▶ [Task to carry out]:
Reproduce all records verbatim.
((
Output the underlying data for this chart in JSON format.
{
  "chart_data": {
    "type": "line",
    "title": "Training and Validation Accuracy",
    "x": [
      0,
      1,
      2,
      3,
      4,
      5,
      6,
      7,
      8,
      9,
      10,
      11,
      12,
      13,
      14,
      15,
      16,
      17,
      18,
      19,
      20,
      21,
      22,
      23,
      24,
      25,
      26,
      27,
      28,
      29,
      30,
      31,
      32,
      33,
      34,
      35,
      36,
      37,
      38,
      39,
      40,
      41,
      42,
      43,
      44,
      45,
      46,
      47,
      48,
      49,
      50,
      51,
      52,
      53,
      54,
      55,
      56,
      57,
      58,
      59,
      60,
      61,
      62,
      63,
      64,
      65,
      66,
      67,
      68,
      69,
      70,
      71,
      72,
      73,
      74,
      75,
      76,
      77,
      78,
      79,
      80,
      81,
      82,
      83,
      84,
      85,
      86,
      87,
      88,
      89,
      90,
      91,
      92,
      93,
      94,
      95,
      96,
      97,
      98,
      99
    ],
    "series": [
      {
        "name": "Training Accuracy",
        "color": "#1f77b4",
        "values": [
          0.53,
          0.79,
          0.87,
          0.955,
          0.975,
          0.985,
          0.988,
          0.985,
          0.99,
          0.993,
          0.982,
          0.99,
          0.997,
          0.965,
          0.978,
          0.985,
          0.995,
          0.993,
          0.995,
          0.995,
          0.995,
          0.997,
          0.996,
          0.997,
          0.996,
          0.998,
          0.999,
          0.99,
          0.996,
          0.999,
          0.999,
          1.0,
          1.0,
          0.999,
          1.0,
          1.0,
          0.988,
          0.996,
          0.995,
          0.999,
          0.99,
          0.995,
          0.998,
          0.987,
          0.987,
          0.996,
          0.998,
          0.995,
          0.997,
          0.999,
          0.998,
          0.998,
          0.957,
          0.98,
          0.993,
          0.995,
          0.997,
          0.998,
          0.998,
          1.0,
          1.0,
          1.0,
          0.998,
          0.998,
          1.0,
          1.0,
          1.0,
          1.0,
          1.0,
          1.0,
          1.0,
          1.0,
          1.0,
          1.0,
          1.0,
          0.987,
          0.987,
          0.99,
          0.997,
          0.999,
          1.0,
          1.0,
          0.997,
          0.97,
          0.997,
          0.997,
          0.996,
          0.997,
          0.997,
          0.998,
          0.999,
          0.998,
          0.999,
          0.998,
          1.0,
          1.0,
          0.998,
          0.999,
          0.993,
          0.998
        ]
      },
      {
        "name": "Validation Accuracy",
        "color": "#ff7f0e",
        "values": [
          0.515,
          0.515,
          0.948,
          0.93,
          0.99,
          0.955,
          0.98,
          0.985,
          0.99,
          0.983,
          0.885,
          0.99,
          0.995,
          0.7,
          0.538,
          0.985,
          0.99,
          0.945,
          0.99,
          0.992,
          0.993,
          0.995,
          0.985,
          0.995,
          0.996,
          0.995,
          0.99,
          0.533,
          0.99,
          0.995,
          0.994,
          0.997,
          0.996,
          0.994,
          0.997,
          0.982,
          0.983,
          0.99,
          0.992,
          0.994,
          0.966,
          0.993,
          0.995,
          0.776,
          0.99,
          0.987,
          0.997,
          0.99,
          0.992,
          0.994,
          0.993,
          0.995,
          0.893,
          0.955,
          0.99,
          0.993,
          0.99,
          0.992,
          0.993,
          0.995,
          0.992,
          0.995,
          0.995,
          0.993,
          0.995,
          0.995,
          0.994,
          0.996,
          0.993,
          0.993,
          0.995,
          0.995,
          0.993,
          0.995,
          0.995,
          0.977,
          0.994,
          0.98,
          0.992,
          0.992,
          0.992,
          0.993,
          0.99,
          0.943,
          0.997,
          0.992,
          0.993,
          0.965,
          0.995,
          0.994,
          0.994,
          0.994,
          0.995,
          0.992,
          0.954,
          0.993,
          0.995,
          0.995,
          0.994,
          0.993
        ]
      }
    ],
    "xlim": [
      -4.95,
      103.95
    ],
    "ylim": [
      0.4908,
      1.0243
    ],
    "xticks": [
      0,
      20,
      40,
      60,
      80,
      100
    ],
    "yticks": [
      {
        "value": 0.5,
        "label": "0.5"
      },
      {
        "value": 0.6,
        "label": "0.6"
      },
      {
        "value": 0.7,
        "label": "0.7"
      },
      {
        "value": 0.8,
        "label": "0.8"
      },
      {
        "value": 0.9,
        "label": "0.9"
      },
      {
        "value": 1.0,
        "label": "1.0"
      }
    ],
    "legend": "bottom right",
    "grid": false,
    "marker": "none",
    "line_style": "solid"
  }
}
))
▶ [Result of the task]:
Output the underlying data for this chart in JSON format.
{
  "chart_data": {
    "type": "line",
    "title": "Training and Validation Accuracy",
    "x": [
      0,
      1,
      2,
      3,
      4,
      5,
      6,
      7,
      8,
      9,
      10,
      11,
      12,
      13,
      14,
      15,
      16,
      17,
      18,
      19,
      20,
      21,
      22,
      23,
      24,
      25,
      26,
      27,
      28,
      29,
      30,
      31,
      32,
      33,
      34,
      35,
      36,
      37,
      38,
      39,
      40,
      41,
      42,
      43,
      44,
      45,
      46,
      47,
      48,
      49,
      50,
      51,
      52,
      53,
      54,
      55,
      56,
      57,
      58,
      59,
      60,
      61,
      62,
      63,
      64,
      65,
      66,
      67,
      68,
      69,
      70,
      71,
      72,
      73,
      74,
      75,
      76,
      77,
      78,
      79,
      80,
      81,
      82,
      83,
      84,
      85,
      86,
      87,
      88,
      89,
      90,
      91,
      92,
      93,
      94,
      95,
      96,
      97,
      98,
      99
    ],
    "series": [
      {
        "name": "Training Accuracy",
        "color": "#1f77b4",
        "values": [
          0.53,
          0.79,
          0.87,
          0.955,
          0.975,
          0.985,
          0.988,
          0.985,
          0.99,
          0.993,
          0.982,
          0.99,
          0.997,
          0.965,
          0.978,
          0.985,
          0.995,
          0.993,
          0.995,
          0.995,
          0.995,
          0.997,
          0.996,
          0.997,
          0.996,
          0.998,
          0.999,
          0.99,
          0.996,
          0.999,
          0.999,
          1.0,
          1.0,
          0.999,
          1.0,
          1.0,
          0.988,
          0.996,
          0.995,
          0.999,
          0.99,
          0.995,
          0.998,
          0.987,
          0.987,
          0.996,
          0.998,
          0.995,
          0.997,
          0.999,
          0.998,
          0.998,
          0.957,
          0.98,
          0.993,
          0.995,
          0.997,
          0.998,
          0.998,
          1.0,
          1.0,
          1.0,
          0.998,
          0.998,
          1.0,
          1.0,
          1.0,
          1.0,
          1.0,
          1.0,
          1.0,
          1.0,
          1.0,
          1.0,
          1.0,
          0.987,
          0.987,
          0.99,
          0.997,
          0.999,
          1.0,
          1.0,
          0.997,
          0.97,
          0.997,
          0.997,
          0.996,
          0.997,
          0.997,
          0.998,
          0.999,
          0.998,
          0.999,
          0.998,
          1.0,
          1.0,
          0.998,
          0.999,
          0.993,
          0.998
        ]
      },
      {
        "name": "Validation Accuracy",
        "color": "#ff7f0e",
        "values": [
          0.515,
          0.515,
          0.948,
          0.93,
          0.99,
          0.955,
          0.98,
          0.985,
          0.99,
          0.983,
          0.885,
          0.99,
          0.995,
          0.7,
          0.538,
          0.985,
          0.99,
          0.945,
          0.99,
          0.992,
          0.993,
          0.995,
          0.985,
          0.995,
          0.996,
          0.995,
          0.99,
          0.533,
          0.99,
          0.995,
          0.994,
          0.997,
          0.996,
          0.994,
          0.997,
          0.982,
          0.983,
          0.99,
          0.992,
          0.994,
          0.966,
          0.993,
          0.995,
          0.776,
          0.99,
          0.987,
          0.997,
          0.99,
          0.992,
          0.994,
          0.993,
          0.995,
          0.893,
          0.955,
          0.99,
          0.993,
          0.99,
          0.992,
          0.993,
          0.995,
          0.992,
          0.995,
          0.995,
          0.993,
          0.995,
          0.995,
          0.994,
          0.996,
          0.993,
          0.993,
          0.995,
          0.995,
          0.993,
          0.995,
          0.995,
          0.977,
          0.994,
          0.98,
          0.992,
          0.992,
          0.992,
          0.993,
          0.99,
          0.943,
          0.997,
          0.992,
          0.993,
          0.965,
          0.995,
          0.994,
          0.994,
          0.994,
          0.995,
          0.992,
          0.954,
          0.993,
          0.995,
          0.995,
          0.994,
          0.993
        ]
      }
    ],
    "xlim": [
      -4.95,
      103.95
    ],
    "ylim": [
      0.4908,
      1.0243
    ],
    "xticks": [
      0,
      20,
      40,
      60,
      80,
      100
    ],
    "yticks": [
      {
        "value": 0.5,
        "label": "0.5"
      },
      {
        "value": 0.6,
        "label": "0.6"
      },
      {
        "value": 0.7,
        "label": "0.7"
      },
      {
        "value": 0.8,
        "label": "0.8"
      },
      {
        "value": 0.9,
        "label": "0.9"
      },
      {
        "value": 1.0,
        "label": "1.0"
      }
    ],
    "legend": "bottom right",
    "grid": false,
    "marker": "none",
    "line_style": "solid"
  }
}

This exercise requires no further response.